--- start RECORD EXCERPTS ---

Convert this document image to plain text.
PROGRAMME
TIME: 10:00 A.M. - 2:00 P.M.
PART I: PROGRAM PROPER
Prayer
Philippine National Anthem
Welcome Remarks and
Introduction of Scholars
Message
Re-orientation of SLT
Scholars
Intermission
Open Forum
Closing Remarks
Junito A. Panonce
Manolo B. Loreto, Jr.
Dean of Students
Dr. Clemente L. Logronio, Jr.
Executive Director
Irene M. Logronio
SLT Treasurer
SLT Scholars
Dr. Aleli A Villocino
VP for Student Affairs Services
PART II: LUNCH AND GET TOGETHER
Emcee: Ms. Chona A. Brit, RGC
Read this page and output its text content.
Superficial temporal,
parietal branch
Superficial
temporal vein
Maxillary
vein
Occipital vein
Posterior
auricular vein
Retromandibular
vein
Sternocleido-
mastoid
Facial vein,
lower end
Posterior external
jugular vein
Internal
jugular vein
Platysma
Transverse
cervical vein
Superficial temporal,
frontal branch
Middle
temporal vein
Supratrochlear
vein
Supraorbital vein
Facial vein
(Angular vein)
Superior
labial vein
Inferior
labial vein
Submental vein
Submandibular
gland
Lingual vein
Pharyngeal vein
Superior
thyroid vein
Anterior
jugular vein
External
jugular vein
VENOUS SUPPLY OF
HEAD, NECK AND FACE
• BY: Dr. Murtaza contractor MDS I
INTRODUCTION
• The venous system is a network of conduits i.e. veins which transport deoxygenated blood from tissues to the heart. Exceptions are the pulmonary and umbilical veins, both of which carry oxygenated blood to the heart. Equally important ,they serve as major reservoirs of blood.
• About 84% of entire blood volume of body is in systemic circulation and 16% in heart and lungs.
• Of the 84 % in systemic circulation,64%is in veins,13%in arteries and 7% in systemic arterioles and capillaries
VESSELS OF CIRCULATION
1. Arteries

--- end RECORD EXCERPTS ---

PROBLEM DESCRIPTION → Look through the material above and pick out each line holding the word "Logronio".

RESULT OF THE EXERCISE →
Dr. Clemente L. Logronio, Jr.
Irene M. Logronio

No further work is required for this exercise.